Problem description:
Give only the number of lines in the listing below where the string "open" occurs.

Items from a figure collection

***

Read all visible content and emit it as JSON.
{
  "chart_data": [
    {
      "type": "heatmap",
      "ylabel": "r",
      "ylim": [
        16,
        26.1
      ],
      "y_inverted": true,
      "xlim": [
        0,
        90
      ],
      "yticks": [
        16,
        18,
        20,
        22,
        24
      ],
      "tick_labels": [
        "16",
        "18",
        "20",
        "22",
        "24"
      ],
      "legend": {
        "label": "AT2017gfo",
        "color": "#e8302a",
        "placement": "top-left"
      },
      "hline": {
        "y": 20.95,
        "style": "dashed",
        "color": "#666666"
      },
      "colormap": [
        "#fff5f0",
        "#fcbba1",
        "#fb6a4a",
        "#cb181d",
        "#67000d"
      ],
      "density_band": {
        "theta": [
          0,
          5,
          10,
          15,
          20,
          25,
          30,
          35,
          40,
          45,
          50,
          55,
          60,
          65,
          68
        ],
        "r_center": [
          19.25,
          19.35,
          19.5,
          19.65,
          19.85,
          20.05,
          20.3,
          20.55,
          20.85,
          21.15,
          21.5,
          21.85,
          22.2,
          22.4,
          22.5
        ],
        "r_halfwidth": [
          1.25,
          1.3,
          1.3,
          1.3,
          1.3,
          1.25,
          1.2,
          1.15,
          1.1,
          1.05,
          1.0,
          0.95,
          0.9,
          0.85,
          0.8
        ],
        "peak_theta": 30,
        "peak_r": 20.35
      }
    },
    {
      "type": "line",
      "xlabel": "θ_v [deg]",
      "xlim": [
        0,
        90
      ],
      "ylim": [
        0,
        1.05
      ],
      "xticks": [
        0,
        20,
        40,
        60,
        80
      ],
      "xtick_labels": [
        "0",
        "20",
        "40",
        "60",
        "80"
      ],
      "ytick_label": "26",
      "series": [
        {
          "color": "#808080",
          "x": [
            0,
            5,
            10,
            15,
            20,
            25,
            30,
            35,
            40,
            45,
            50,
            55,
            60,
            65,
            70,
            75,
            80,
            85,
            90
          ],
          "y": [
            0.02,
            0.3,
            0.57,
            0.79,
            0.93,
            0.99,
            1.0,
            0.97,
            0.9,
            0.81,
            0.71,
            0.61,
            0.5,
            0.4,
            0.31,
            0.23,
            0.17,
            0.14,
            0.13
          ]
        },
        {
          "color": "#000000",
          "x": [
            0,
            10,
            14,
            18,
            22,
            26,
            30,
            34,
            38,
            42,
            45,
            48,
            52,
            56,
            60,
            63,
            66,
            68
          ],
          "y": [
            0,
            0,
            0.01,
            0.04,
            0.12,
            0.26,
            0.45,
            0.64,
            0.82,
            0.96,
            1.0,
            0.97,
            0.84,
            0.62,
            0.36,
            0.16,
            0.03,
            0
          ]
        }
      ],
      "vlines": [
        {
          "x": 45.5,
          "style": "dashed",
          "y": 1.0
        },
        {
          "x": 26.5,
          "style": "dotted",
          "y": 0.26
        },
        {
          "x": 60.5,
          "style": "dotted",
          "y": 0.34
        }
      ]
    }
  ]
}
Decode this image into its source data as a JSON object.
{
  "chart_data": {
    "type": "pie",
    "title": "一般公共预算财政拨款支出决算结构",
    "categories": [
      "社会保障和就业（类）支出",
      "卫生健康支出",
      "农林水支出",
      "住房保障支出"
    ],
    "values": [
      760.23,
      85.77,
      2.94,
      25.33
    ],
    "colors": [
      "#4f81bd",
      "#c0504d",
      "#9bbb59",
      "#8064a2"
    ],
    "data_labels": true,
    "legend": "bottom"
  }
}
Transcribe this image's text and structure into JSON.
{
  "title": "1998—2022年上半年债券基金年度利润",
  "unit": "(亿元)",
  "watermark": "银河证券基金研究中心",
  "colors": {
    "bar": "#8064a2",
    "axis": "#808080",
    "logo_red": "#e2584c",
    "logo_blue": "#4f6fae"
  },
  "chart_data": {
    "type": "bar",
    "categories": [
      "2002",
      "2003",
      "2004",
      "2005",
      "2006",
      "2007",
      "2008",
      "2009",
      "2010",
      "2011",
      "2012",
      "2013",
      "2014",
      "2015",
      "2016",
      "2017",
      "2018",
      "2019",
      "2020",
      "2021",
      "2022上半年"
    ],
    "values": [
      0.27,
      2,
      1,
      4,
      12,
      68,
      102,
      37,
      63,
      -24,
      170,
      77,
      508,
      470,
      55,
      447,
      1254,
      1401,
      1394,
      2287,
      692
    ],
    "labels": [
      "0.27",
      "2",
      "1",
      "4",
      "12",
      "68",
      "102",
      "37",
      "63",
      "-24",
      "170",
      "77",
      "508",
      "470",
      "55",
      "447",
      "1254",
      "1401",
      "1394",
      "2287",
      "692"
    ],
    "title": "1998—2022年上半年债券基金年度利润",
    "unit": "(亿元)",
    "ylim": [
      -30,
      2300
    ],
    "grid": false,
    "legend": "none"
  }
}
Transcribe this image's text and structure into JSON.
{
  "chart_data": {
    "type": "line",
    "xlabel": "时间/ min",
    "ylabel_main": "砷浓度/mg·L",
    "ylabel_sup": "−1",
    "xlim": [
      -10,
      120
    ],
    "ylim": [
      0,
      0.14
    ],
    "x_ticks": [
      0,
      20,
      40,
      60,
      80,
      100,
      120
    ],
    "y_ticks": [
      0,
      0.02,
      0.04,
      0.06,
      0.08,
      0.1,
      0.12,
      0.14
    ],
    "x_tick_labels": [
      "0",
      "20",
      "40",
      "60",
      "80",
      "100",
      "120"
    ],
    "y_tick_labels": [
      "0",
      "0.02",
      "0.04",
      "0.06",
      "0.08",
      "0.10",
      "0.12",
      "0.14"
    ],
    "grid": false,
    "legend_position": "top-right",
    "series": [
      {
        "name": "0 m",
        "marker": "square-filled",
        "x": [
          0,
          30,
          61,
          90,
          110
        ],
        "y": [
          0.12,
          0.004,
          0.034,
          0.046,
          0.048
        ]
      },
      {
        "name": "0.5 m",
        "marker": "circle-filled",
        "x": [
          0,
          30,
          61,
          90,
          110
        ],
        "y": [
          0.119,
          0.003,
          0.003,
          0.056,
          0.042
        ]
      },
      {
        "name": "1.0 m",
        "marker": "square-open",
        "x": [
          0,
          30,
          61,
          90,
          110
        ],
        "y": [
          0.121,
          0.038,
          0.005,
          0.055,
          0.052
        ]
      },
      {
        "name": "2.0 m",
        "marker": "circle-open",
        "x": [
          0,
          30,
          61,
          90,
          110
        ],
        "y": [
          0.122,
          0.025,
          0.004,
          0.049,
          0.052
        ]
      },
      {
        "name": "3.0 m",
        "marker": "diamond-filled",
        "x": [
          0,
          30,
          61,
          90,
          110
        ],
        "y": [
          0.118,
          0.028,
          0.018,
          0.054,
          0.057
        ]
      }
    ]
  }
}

***

Response:
2